[Stored data]
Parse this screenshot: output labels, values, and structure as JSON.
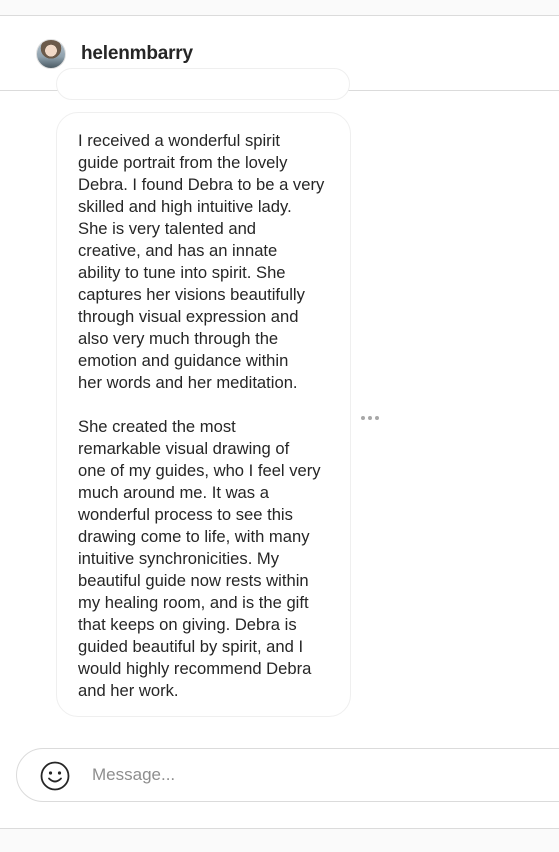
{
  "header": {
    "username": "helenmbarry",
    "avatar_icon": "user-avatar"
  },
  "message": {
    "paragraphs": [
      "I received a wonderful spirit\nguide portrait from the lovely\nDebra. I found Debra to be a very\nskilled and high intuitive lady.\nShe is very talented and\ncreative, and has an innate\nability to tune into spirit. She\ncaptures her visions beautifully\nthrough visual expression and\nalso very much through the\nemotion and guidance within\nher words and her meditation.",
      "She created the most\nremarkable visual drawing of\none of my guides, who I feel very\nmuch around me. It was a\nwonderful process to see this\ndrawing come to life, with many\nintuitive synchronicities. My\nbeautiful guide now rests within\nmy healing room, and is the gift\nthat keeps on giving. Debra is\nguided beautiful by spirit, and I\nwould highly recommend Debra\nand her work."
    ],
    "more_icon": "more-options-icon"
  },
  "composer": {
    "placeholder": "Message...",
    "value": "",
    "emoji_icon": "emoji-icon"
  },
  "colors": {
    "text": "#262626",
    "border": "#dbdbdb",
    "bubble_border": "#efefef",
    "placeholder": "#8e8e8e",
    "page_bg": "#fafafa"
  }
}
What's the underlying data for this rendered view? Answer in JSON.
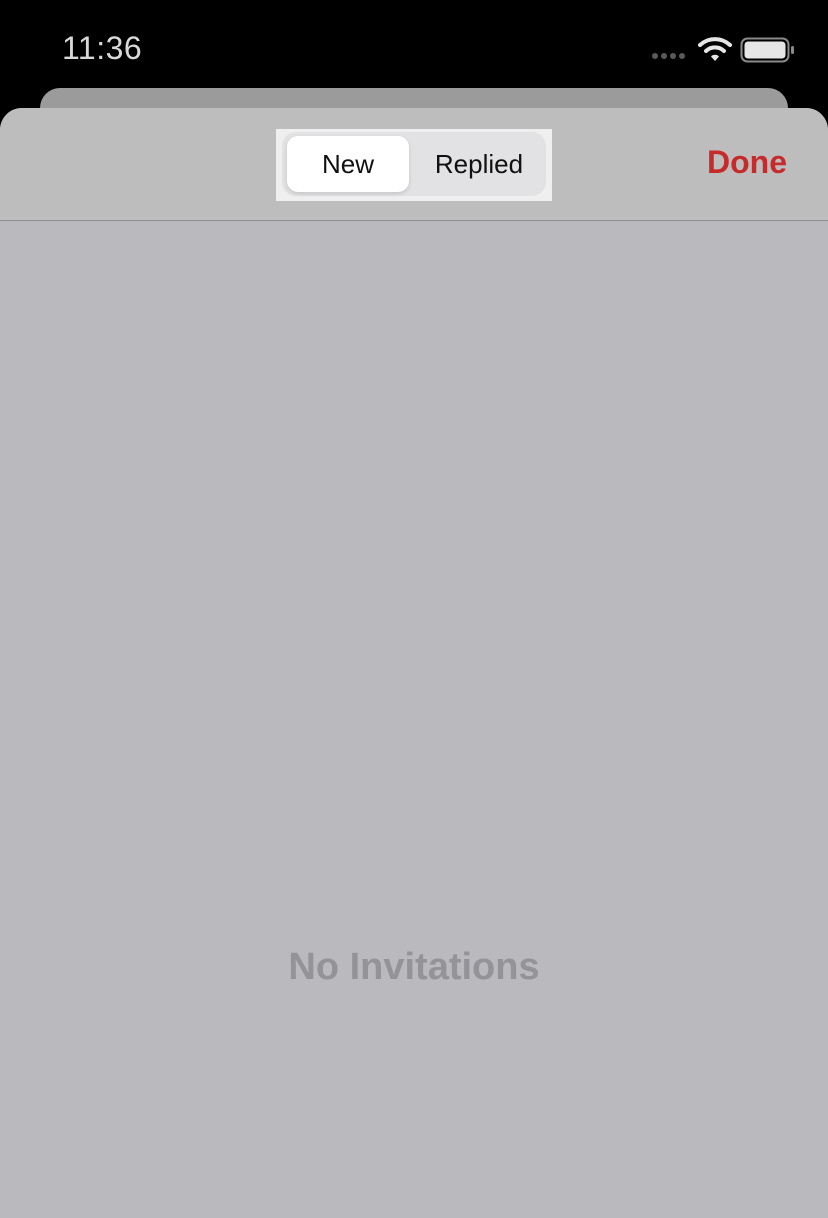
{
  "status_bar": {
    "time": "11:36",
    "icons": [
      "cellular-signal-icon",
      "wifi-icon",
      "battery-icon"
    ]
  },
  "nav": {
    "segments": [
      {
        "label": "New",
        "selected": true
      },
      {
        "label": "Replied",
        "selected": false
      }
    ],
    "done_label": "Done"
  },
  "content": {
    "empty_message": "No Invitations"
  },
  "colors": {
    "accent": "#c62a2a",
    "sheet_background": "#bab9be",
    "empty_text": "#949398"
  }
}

---

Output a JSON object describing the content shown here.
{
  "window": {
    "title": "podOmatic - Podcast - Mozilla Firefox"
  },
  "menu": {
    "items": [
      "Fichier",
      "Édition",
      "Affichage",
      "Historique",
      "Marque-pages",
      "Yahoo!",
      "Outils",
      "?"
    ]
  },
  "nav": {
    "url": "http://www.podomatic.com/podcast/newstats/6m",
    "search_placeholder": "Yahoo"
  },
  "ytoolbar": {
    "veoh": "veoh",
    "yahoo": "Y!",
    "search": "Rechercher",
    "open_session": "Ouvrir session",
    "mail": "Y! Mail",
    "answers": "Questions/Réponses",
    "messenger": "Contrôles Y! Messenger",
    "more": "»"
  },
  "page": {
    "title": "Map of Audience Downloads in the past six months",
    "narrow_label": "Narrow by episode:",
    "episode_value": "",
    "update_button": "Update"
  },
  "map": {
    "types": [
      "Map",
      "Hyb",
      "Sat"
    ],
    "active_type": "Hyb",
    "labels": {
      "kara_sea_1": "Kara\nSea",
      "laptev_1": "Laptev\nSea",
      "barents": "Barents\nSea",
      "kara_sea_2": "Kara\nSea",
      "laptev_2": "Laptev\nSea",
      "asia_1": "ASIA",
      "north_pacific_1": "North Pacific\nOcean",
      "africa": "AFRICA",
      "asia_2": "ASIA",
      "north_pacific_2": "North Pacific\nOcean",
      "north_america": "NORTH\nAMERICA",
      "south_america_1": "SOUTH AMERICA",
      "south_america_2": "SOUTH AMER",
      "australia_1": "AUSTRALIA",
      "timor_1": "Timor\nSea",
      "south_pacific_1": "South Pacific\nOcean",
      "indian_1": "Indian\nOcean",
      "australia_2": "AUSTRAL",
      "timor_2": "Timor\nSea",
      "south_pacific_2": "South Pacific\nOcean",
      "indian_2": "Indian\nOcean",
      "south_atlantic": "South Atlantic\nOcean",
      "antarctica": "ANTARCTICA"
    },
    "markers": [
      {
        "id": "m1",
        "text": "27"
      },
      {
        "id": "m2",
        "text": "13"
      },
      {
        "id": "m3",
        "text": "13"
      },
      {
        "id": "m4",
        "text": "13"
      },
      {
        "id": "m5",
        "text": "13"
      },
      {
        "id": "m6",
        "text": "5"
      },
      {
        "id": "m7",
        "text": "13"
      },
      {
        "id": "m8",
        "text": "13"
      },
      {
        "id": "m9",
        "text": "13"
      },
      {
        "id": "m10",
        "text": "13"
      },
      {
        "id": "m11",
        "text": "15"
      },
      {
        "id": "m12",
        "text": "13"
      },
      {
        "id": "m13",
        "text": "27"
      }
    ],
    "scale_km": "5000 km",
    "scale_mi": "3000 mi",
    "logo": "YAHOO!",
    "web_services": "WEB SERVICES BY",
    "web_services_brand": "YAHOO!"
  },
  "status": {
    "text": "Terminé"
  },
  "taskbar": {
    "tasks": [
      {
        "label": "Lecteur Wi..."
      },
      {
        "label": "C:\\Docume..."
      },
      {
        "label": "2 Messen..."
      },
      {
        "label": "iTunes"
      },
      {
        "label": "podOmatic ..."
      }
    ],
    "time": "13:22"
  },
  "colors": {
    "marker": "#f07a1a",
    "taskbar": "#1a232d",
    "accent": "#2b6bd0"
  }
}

## Set exercise
Return each line among the entries that holds the word "labels".

## Output of the task
Parse this screenshot: output labels, values, and structure as JSON.
    "labels": {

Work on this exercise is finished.